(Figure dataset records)
—————
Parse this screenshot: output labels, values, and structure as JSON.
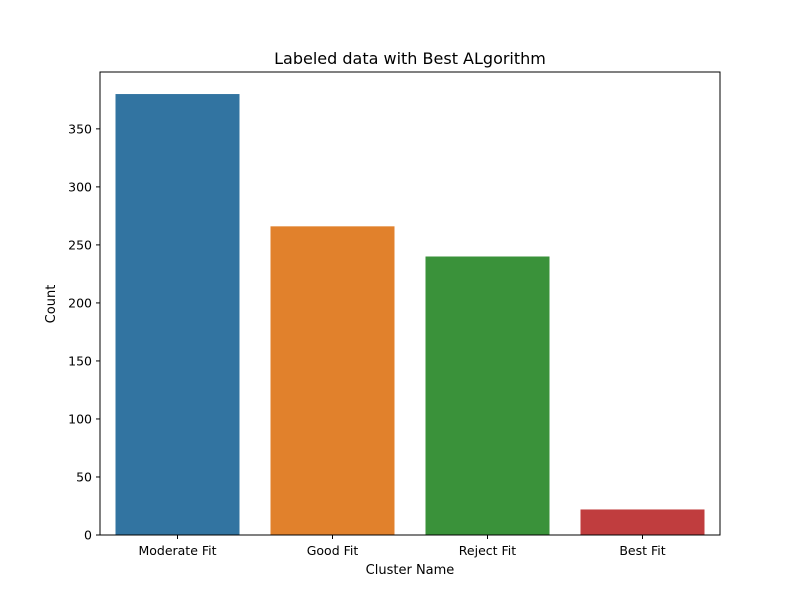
{
  "chart_data": {
    "type": "bar",
    "title": "Labeled data with Best ALgorithm",
    "xlabel": "Cluster Name",
    "ylabel": "Count",
    "categories": [
      "Moderate Fit",
      "Good Fit",
      "Reject Fit",
      "Best Fit"
    ],
    "values": [
      380,
      266,
      240,
      22
    ],
    "colors": [
      "#3274a1",
      "#e1812c",
      "#3a923a",
      "#c03d3e"
    ],
    "ylim": [
      0,
      399
    ],
    "yticks": [
      0,
      50,
      100,
      150,
      200,
      250,
      300,
      350
    ],
    "grid": false,
    "legend": "none"
  }
}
—————
● **Do this**
Give an exact copy of the material, leaving out every picture.

● **Complete response**
Parse this screenshot: output labels, values, and structure as JSON.
{
  "chart_data": {
    "type": "bar",
    "title": "Labeled data with Best ALgorithm",
    "xlabel": "Cluster Name",
    "ylabel": "Count",
    "categories": [
      "Moderate Fit",
      "Good Fit",
      "Reject Fit",
      "Best Fit"
    ],
    "values": [
      380,
      266,
      240,
      22
    ],
    "colors": [
      "#3274a1",
      "#e1812c",
      "#3a923a",
      "#c03d3e"
    ],
    "ylim": [
      0,
      399
    ],
    "yticks": [
      0,
      50,
      100,
      150,
      200,
      250,
      300,
      350
    ],
    "grid": false,
    "legend": "none"
  }
}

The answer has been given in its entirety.